* [WORK TO DO] Collect all lines from the records below that include the word "rate".
⟨
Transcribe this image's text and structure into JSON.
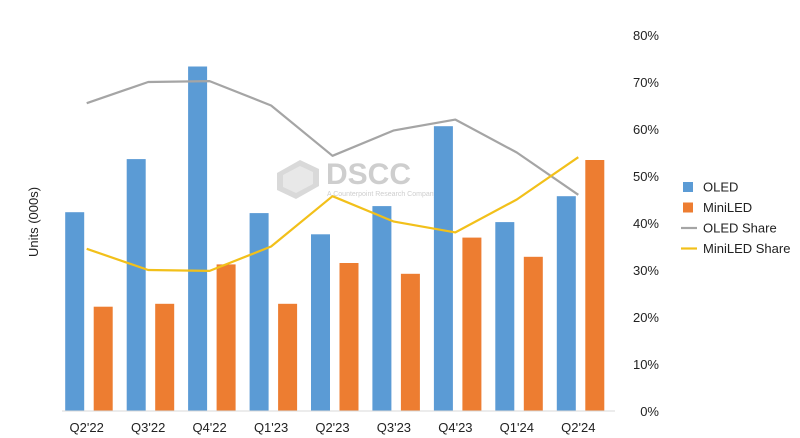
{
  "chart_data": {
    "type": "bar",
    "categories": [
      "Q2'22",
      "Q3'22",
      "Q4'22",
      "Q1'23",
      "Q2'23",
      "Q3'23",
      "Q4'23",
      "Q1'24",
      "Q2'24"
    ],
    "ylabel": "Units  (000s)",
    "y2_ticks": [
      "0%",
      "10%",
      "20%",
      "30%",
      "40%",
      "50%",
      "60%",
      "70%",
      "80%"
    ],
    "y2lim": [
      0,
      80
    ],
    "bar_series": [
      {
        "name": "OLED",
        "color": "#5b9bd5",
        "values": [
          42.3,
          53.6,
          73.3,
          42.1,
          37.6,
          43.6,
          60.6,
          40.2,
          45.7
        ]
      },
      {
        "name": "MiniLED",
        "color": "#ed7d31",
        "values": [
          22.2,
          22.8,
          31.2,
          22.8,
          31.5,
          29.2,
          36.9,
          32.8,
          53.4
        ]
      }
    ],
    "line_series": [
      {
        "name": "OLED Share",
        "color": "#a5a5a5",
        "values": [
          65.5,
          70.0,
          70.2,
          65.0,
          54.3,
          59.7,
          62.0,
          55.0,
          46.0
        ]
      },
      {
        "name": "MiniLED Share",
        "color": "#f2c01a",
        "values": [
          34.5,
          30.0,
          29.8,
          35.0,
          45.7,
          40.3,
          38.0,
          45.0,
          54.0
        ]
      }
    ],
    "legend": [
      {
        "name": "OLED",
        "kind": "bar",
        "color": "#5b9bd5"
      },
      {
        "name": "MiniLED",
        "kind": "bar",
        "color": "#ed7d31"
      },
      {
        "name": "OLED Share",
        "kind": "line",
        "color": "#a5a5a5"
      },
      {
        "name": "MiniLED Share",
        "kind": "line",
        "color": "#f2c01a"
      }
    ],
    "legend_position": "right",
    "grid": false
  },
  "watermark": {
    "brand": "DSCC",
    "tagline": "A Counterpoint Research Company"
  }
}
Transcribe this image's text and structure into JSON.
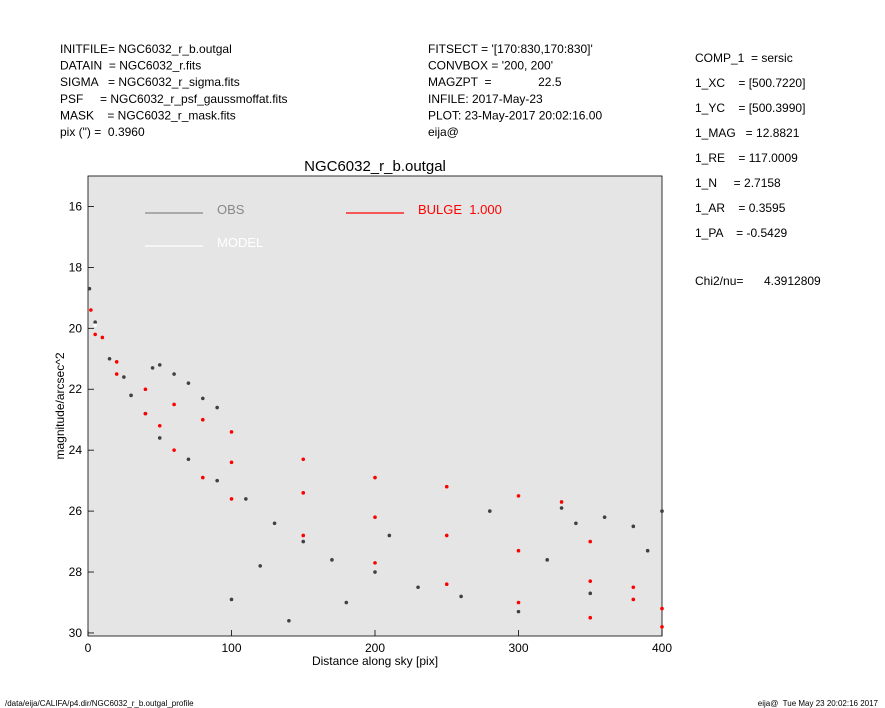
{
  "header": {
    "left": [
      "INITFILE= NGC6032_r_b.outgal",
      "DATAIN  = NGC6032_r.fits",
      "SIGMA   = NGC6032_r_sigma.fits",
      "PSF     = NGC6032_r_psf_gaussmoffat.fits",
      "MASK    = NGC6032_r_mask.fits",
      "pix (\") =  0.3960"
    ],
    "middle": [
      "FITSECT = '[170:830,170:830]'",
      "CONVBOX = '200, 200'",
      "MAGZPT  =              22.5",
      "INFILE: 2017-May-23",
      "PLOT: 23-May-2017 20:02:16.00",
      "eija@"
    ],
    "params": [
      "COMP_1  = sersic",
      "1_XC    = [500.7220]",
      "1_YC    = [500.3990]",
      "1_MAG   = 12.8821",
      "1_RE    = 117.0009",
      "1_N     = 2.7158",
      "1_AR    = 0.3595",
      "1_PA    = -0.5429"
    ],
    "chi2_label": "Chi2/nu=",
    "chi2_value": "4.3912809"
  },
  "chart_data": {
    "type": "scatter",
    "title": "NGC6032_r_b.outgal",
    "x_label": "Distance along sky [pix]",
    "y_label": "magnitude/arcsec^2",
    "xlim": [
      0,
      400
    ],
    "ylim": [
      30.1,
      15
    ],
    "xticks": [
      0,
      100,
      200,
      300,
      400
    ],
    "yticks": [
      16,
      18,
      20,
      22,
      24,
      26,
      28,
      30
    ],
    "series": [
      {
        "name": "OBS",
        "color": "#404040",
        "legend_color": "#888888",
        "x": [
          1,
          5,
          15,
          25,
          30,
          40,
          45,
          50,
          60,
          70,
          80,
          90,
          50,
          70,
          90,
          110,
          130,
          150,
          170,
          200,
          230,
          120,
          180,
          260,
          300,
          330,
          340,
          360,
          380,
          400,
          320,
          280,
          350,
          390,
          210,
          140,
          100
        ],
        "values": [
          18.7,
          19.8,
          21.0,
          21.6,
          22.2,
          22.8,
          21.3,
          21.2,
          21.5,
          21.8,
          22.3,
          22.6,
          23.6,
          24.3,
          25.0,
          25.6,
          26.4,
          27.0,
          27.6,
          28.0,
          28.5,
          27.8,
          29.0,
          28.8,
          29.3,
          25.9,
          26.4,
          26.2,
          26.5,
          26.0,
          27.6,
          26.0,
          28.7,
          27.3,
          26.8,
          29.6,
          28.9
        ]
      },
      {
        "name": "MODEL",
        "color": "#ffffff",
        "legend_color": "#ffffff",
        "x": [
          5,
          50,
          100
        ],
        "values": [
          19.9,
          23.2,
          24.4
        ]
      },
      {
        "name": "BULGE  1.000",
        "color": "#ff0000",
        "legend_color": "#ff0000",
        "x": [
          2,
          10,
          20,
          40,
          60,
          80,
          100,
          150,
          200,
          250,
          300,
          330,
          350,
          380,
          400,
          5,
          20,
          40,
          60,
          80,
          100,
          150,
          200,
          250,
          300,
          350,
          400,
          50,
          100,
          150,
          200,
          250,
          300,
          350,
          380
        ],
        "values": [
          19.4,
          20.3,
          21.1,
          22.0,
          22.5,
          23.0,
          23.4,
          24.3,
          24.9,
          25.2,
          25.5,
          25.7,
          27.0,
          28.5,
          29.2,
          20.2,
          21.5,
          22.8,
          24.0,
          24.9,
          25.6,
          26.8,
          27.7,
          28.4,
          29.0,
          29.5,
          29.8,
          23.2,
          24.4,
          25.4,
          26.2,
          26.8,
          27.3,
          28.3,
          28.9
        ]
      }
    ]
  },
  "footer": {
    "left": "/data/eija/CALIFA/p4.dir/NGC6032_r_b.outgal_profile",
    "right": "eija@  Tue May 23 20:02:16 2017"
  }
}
⟩
⟨
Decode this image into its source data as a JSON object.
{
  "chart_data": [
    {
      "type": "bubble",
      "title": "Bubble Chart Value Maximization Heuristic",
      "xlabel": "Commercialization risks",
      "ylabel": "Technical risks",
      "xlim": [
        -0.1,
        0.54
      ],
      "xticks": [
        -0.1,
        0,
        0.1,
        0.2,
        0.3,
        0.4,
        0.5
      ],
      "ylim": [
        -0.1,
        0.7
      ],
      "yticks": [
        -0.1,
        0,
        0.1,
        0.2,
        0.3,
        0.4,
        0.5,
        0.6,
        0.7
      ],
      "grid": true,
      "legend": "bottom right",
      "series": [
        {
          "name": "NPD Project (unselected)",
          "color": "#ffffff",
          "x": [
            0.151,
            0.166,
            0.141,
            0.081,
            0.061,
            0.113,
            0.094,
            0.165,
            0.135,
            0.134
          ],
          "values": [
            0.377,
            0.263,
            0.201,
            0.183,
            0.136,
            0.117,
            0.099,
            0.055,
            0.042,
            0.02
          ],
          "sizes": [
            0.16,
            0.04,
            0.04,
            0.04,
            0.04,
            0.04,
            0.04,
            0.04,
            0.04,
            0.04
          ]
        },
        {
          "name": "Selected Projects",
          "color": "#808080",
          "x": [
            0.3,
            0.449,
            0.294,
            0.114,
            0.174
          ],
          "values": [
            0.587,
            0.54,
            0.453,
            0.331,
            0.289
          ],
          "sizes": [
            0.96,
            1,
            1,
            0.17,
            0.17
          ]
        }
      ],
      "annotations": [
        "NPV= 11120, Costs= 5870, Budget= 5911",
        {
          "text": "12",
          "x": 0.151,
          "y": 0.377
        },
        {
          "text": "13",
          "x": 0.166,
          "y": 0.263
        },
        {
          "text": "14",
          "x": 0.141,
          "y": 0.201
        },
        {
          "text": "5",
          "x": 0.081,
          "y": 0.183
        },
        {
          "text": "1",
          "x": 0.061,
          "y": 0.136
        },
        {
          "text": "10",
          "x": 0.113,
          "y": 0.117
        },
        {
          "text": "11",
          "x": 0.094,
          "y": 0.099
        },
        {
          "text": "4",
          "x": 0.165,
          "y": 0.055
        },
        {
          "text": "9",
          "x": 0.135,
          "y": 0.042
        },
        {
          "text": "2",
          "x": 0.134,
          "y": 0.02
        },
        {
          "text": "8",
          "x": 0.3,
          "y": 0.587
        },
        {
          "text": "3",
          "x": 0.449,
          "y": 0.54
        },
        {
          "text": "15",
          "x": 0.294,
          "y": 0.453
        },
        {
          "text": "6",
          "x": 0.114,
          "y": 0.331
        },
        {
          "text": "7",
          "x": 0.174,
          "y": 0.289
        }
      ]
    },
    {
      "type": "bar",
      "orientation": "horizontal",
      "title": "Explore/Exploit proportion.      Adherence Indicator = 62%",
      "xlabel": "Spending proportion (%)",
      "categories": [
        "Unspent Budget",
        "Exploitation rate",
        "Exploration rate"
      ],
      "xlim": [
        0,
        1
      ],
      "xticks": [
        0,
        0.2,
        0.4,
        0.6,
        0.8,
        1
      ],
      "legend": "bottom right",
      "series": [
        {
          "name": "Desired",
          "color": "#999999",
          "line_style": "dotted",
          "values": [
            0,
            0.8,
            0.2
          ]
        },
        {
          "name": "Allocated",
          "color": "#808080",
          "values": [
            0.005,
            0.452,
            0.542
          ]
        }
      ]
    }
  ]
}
⟩
* [ANSWER TO THIS TASK]
        "Exploitation rate",
        "Exploration rate"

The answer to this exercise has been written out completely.